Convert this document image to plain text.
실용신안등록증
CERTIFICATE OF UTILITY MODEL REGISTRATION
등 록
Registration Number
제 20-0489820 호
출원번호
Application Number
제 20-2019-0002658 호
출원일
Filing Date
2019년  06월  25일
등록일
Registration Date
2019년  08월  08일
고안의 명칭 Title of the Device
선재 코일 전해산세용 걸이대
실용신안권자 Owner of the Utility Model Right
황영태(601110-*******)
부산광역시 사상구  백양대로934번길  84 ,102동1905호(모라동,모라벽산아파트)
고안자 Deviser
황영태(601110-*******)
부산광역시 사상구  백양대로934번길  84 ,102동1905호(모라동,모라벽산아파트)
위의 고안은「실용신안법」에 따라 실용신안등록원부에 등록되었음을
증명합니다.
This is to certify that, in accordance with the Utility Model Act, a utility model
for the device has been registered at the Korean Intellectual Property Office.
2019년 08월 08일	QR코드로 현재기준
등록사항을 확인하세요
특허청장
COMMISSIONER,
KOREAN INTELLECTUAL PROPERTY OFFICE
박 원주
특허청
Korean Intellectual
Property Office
◇ ◇ ◇ ◇
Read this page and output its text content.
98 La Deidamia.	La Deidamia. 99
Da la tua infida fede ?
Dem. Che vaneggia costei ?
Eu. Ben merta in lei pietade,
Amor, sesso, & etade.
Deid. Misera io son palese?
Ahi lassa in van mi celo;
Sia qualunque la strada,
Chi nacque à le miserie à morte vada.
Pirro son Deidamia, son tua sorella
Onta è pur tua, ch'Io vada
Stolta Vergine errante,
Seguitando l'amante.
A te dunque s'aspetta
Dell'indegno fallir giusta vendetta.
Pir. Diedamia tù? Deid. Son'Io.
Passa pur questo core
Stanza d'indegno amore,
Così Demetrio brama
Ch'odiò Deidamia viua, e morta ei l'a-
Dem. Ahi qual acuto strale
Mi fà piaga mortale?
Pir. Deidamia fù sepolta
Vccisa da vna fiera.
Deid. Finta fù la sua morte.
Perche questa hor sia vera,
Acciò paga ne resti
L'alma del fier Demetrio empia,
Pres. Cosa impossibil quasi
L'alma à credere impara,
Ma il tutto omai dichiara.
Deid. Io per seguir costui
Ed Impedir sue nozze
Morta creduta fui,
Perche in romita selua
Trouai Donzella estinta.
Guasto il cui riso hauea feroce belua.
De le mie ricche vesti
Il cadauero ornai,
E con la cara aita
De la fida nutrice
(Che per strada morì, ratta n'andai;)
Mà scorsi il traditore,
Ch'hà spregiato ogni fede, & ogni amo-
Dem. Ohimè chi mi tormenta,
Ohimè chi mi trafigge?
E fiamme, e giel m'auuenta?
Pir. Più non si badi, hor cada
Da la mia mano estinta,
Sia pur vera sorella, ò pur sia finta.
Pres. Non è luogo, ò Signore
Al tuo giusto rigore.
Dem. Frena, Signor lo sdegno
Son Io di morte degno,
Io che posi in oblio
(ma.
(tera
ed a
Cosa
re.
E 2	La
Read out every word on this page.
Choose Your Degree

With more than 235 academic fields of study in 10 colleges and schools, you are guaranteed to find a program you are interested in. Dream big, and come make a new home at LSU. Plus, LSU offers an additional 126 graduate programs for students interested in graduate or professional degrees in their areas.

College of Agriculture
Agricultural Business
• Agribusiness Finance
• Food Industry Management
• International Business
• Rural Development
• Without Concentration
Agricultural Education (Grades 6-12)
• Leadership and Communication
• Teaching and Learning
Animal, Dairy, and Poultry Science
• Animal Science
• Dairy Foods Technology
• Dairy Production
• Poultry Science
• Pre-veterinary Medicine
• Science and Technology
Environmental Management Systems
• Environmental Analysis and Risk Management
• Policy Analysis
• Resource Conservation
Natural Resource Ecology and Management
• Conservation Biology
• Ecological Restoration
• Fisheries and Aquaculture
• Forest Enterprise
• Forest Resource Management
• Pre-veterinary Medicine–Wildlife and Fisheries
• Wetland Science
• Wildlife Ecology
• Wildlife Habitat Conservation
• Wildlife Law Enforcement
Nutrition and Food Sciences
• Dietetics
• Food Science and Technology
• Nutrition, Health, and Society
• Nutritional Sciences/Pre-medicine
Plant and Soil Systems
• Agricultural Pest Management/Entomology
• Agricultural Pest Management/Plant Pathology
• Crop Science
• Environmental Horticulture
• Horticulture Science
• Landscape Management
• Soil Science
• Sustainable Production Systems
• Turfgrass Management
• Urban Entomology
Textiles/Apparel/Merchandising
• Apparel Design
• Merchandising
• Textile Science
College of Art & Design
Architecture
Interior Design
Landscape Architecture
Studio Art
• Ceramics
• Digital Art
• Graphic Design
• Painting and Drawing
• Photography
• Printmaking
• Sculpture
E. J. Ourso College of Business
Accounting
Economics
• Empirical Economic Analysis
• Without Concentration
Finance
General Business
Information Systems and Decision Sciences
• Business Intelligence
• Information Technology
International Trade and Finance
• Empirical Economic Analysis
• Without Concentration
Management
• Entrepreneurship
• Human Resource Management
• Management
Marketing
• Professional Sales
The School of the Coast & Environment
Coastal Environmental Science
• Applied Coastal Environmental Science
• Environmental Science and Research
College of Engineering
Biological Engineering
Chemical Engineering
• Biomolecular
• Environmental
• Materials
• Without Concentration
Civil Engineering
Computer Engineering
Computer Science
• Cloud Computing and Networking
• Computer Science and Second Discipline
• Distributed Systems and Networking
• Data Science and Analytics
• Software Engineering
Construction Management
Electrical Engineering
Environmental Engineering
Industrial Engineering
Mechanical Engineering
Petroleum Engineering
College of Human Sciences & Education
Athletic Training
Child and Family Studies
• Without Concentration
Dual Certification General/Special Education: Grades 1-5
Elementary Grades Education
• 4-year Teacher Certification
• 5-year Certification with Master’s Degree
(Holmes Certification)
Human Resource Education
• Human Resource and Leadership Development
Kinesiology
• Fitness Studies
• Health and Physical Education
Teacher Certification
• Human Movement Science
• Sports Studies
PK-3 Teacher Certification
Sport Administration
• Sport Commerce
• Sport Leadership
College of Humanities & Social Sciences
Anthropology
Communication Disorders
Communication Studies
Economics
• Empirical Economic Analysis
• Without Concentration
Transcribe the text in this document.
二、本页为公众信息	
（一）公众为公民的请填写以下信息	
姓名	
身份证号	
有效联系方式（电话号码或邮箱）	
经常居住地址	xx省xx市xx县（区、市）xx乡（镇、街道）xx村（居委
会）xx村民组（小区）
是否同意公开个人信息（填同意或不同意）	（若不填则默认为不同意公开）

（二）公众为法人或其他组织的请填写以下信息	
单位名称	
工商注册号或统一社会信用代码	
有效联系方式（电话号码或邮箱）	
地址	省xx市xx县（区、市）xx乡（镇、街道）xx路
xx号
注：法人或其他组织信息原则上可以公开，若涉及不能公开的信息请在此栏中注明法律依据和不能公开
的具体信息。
◇ ◇ ◇ ◇
▶ [WHAT THE TASK ASKS] In the entries above, find each line with the word "Architecture" and show it.

▶ [THE COMPLETED TASK]
Architecture
Landscape Architecture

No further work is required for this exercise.